• [EXERCISE REQUIREMENTS]: Scan the listing below and copy every line holding "this".

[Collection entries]
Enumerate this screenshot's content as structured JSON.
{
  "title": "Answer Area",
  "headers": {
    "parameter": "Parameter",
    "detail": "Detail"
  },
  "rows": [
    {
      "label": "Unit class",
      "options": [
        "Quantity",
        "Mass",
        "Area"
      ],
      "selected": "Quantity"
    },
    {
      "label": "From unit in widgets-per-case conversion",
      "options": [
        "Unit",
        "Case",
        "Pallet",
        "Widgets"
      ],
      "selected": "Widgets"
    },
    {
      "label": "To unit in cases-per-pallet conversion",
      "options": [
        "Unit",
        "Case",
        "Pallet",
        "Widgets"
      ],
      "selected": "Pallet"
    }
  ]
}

---

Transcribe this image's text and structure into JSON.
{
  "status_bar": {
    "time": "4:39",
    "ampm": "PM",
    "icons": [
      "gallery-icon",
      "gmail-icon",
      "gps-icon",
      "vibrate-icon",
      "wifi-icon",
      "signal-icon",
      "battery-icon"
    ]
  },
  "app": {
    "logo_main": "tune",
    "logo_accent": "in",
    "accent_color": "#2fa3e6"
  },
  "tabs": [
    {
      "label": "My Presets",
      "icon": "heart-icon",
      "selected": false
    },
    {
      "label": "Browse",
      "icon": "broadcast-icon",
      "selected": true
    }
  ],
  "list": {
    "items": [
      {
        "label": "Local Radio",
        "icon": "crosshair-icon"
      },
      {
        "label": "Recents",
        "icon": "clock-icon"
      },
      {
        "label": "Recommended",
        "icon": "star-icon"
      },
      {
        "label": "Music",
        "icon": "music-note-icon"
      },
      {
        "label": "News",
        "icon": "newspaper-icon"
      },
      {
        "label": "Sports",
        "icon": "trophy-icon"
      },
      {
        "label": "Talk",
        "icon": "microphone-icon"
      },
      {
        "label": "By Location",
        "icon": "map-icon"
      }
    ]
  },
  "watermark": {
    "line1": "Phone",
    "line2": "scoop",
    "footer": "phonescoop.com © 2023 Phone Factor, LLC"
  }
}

• [RESULT OF THE EXERCISE]:
Enumerate this screenshot's content as structured JSON.
Transcribe this image's text and structure into JSON.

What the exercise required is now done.